What is being asked | Under this task are some entries; return every one of them exactly.
□ □ □ □ □
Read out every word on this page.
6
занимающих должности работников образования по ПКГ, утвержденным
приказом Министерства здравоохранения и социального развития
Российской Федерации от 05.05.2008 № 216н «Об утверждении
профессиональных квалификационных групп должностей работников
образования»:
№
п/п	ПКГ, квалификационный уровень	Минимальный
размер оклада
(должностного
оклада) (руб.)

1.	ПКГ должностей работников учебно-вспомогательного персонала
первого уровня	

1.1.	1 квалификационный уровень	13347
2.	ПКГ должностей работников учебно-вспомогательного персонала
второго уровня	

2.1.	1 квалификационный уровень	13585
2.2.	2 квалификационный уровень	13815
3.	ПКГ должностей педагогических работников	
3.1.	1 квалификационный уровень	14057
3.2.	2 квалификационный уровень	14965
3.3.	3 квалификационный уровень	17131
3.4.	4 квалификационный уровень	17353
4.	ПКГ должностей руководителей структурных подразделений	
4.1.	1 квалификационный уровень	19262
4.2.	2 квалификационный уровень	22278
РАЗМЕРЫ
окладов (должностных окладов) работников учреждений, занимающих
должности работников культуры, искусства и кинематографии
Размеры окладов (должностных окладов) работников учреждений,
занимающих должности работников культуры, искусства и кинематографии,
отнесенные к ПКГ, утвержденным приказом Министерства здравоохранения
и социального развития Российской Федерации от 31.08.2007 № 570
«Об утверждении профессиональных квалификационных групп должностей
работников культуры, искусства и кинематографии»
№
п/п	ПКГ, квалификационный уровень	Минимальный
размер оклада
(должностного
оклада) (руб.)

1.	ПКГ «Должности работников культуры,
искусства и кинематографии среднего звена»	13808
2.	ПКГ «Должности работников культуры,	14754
□ □ □ □ □
Response |
Read out every word on this page.
6
занимающих должности работников образования по ПКГ, утвержденным
приказом Министерства здравоохранения и социального развития
Российской Федерации от 05.05.2008 № 216н «Об утверждении
профессиональных квалификационных групп должностей работников
образования»:
№
п/п	ПКГ, квалификационный уровень	Минимальный
размер оклада
(должностного
оклада) (руб.)

1.	ПКГ должностей работников учебно-вспомогательного персонала
первого уровня	

1.1.	1 квалификационный уровень	13347
2.	ПКГ должностей работников учебно-вспомогательного персонала
второго уровня	

2.1.	1 квалификационный уровень	13585
2.2.	2 квалификационный уровень	13815
3.	ПКГ должностей педагогических работников	
3.1.	1 квалификационный уровень	14057
3.2.	2 квалификационный уровень	14965
3.3.	3 квалификационный уровень	17131
3.4.	4 квалификационный уровень	17353
4.	ПКГ должностей руководителей структурных подразделений	
4.1.	1 квалификационный уровень	19262
4.2.	2 квалификационный уровень	22278
РАЗМЕРЫ
окладов (должностных окладов) работников учреждений, занимающих
должности работников культуры, искусства и кинематографии
Размеры окладов (должностных окладов) работников учреждений,
занимающих должности работников культуры, искусства и кинематографии,
отнесенные к ПКГ, утвержденным приказом Министерства здравоохранения
и социального развития Российской Федерации от 31.08.2007 № 570
«Об утверждении профессиональных квалификационных групп должностей
работников культуры, искусства и кинематографии»
№
п/п	ПКГ, квалификационный уровень	Минимальный
размер оклада
(должностного
оклада) (руб.)

1.	ПКГ «Должности работников культуры,
искусства и кинематографии среднего звена»	13808
2.	ПКГ «Должности работников культуры,	14754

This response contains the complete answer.